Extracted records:
⁂
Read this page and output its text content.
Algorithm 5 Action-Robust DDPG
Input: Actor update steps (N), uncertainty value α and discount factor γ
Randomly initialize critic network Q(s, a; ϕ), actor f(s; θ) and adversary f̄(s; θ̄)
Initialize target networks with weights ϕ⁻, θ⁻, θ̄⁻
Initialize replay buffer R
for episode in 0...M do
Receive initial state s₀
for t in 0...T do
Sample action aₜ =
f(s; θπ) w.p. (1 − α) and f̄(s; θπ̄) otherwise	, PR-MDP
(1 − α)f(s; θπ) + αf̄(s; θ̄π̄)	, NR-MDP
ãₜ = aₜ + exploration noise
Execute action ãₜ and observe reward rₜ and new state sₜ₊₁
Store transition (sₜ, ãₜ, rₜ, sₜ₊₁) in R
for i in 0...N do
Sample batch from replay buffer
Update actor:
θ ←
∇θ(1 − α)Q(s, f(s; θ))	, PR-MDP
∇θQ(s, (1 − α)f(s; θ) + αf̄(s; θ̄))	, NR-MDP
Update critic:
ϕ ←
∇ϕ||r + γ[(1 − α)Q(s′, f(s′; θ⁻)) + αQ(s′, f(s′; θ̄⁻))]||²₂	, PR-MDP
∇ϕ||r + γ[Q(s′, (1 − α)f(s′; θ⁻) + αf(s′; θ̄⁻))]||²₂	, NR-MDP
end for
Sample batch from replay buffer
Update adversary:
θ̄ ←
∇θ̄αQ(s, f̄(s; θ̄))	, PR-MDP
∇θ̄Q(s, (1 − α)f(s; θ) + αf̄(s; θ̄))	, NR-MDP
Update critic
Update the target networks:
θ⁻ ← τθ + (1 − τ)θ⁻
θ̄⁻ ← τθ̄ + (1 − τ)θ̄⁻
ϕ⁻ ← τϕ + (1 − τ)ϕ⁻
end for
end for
⁂
Go through the records and print each one exactly.

> ANSWER TO THIS PROBLEM:
Read this page and output its text content.
Algorithm 5 Action-Robust DDPG
Input: Actor update steps (N), uncertainty value α and discount factor γ
Randomly initialize critic network Q(s, a; ϕ), actor f(s; θ) and adversary f̄(s; θ̄)
Initialize target networks with weights ϕ⁻, θ⁻, θ̄⁻
Initialize replay buffer R
for episode in 0...M do
Receive initial state s₀
for t in 0...T do
Sample action aₜ =
f(s; θπ) w.p. (1 − α) and f̄(s; θπ̄) otherwise	, PR-MDP
(1 − α)f(s; θπ) + αf̄(s; θ̄π̄)	, NR-MDP
ãₜ = aₜ + exploration noise
Execute action ãₜ and observe reward rₜ and new state sₜ₊₁
Store transition (sₜ, ãₜ, rₜ, sₜ₊₁) in R
for i in 0...N do
Sample batch from replay buffer
Update actor:
θ ←
∇θ(1 − α)Q(s, f(s; θ))	, PR-MDP
∇θQ(s, (1 − α)f(s; θ) + αf̄(s; θ̄))	, NR-MDP
Update critic:
ϕ ←
∇ϕ||r + γ[(1 − α)Q(s′, f(s′; θ⁻)) + αQ(s′, f(s′; θ̄⁻))]||²₂	, PR-MDP
∇ϕ||r + γ[Q(s′, (1 − α)f(s′; θ⁻) + αf(s′; θ̄⁻))]||²₂	, NR-MDP
end for
Sample batch from replay buffer
Update adversary:
θ̄ ←
∇θ̄αQ(s, f̄(s; θ̄))	, PR-MDP
∇θ̄Q(s, (1 − α)f(s; θ) + αf̄(s; θ̄))	, NR-MDP
Update critic
Update the target networks:
θ⁻ ← τθ + (1 − τ)θ⁻
θ̄⁻ ← τθ̄ + (1 − τ)θ̄⁻
ϕ⁻ ← τϕ + (1 − τ)ϕ⁻
end for
end for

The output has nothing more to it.